_DESCRIPTION OF THE TASK:_ Collect every line of the records below that contains the word "positive".

_GIVEN RECORDS:_
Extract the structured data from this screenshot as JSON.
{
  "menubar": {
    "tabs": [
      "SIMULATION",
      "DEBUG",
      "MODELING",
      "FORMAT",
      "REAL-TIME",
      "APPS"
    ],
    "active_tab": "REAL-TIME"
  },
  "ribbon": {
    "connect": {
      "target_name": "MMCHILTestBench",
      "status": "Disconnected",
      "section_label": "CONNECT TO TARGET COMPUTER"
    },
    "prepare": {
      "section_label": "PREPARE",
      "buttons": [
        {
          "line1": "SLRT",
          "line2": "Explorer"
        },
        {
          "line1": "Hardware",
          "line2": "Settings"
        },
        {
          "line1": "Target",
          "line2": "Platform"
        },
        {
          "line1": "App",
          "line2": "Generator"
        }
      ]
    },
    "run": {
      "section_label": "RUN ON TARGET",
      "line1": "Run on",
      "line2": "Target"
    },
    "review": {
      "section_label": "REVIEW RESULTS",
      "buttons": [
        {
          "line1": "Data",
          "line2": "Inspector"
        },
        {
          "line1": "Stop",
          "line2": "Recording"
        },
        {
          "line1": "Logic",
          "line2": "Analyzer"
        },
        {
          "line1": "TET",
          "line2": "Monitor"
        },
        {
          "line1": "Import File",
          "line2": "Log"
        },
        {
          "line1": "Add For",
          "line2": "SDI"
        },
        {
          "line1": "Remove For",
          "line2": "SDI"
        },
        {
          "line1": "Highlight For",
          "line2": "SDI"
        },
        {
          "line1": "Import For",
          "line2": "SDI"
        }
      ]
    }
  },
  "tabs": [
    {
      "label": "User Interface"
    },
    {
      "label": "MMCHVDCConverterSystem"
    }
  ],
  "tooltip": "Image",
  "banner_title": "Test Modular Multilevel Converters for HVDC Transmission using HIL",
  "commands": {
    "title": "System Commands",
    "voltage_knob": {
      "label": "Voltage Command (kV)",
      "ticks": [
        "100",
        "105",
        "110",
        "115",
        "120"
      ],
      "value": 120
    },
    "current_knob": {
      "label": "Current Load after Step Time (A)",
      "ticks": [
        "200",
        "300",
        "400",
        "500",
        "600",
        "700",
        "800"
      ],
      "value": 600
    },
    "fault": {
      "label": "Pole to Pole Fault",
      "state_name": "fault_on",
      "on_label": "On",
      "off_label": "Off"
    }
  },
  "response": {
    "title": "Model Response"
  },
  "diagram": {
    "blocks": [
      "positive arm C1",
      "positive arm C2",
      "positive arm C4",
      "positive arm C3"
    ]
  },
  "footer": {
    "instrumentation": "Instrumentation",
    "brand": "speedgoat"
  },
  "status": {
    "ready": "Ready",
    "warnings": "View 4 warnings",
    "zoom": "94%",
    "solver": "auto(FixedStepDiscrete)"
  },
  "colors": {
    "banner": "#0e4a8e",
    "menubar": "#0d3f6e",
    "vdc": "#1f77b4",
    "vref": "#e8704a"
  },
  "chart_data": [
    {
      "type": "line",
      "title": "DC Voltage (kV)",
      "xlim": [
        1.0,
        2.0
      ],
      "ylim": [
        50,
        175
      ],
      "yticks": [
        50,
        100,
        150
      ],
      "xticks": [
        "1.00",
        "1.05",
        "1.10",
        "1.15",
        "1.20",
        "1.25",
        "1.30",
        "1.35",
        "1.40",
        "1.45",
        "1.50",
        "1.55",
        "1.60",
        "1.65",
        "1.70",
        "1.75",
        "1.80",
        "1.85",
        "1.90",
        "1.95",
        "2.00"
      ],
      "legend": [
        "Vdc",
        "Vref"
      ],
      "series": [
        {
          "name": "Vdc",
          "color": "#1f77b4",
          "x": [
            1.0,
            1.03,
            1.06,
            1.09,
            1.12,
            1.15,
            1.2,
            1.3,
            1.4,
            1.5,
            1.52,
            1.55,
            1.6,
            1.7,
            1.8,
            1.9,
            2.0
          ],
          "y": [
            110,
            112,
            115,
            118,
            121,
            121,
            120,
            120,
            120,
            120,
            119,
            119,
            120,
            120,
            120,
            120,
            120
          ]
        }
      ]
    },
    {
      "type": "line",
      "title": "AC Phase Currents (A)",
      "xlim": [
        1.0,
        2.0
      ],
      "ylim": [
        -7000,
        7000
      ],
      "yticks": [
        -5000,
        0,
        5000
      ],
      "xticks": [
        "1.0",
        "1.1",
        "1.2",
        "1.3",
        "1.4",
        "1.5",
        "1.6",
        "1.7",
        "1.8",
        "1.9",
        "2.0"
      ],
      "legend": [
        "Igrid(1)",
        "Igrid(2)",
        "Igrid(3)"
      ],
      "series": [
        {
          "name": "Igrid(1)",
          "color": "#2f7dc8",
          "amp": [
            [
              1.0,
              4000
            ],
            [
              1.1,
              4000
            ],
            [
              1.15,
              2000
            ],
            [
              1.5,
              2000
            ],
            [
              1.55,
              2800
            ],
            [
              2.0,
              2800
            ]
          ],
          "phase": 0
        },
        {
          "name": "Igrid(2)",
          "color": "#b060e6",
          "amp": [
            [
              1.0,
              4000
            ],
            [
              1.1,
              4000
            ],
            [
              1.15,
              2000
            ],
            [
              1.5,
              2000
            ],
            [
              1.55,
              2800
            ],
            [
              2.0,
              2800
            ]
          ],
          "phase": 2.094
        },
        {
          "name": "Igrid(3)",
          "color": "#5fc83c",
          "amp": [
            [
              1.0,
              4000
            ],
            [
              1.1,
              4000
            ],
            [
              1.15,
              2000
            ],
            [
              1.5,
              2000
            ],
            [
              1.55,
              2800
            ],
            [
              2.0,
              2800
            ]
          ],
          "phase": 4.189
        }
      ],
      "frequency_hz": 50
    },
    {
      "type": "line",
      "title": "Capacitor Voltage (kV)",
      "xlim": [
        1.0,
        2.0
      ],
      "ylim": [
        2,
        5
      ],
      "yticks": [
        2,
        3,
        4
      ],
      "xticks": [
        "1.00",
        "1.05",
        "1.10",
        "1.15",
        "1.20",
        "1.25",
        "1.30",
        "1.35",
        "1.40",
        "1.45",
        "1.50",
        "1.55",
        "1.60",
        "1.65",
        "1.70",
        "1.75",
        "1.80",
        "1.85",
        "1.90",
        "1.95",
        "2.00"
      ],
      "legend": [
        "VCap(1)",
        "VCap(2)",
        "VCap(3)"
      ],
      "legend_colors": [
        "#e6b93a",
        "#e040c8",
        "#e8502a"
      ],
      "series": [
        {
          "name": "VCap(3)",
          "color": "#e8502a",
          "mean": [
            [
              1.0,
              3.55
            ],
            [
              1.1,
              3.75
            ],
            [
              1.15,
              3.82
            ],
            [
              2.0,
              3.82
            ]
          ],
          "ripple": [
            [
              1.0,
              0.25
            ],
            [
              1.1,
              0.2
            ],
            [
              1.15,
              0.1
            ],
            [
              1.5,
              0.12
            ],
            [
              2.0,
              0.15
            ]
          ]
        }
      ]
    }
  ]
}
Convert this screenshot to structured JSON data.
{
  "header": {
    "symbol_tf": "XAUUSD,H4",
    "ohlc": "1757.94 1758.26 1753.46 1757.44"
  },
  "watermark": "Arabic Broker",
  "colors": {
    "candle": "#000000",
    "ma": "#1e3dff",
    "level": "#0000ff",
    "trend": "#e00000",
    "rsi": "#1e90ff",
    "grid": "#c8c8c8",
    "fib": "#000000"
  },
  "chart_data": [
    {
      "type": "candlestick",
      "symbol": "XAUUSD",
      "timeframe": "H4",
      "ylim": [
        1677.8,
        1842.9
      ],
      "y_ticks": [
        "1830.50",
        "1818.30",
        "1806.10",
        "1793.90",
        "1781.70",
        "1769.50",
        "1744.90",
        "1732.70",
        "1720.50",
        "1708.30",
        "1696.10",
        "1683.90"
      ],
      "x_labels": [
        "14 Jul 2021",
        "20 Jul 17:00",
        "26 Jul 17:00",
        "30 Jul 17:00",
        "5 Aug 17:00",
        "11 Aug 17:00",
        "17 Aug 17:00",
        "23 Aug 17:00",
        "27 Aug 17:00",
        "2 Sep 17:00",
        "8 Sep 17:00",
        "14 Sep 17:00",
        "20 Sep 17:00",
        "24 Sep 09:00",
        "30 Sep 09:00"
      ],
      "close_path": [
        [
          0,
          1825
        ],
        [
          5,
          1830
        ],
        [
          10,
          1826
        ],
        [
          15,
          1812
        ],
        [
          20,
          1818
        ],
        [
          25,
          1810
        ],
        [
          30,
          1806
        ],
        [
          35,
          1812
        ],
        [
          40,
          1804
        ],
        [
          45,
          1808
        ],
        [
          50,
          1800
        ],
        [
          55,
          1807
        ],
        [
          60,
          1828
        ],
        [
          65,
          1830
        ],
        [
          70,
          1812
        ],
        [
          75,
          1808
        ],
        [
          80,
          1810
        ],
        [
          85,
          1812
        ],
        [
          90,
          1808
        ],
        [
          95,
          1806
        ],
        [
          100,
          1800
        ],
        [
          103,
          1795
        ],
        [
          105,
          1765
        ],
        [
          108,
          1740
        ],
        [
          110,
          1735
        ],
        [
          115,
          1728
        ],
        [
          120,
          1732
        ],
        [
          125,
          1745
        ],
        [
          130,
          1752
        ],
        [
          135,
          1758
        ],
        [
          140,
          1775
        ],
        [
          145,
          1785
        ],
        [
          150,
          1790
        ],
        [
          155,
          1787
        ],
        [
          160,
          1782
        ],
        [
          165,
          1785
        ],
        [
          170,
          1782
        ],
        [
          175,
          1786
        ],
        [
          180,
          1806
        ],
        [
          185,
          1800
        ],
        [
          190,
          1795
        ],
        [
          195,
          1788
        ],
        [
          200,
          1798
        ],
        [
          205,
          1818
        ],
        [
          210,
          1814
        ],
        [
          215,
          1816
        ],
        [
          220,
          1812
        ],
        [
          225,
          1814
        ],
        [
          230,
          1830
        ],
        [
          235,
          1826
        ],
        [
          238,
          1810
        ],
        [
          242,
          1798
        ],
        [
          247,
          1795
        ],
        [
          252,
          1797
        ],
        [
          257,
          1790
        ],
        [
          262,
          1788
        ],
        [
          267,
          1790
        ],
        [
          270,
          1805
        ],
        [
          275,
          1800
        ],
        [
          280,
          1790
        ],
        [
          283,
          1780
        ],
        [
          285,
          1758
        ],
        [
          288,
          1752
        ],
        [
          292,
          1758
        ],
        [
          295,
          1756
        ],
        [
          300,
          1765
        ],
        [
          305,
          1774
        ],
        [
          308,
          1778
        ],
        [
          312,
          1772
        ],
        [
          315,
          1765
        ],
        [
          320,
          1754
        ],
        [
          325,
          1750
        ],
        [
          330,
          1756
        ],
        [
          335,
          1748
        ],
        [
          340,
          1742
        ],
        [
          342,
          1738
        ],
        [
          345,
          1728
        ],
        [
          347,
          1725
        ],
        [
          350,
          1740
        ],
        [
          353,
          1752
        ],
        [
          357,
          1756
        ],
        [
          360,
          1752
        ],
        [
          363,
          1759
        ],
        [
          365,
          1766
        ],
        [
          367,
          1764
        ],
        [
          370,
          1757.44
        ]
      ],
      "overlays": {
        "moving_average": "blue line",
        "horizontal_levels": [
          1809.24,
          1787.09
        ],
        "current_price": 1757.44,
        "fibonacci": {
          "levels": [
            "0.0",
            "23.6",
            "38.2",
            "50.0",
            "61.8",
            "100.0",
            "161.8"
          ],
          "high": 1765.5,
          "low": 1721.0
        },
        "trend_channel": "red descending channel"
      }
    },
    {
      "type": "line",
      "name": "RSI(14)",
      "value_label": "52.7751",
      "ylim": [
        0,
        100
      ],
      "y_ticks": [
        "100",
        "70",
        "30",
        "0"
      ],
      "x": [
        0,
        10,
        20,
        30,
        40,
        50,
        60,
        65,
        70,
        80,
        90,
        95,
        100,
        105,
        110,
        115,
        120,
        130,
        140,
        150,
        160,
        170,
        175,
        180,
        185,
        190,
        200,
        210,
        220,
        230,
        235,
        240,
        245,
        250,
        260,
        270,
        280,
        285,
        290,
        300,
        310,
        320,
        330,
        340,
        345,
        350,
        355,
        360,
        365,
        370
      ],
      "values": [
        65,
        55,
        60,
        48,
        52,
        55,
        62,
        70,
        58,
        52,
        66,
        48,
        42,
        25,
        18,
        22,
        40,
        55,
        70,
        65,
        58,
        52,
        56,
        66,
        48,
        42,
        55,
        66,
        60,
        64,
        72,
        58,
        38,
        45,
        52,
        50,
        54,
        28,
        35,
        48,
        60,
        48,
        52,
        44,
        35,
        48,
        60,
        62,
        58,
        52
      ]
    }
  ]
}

_FINISHED TASK:_
      "positive arm C1",
      "positive arm C2",
      "positive arm C4",
      "positive arm C3"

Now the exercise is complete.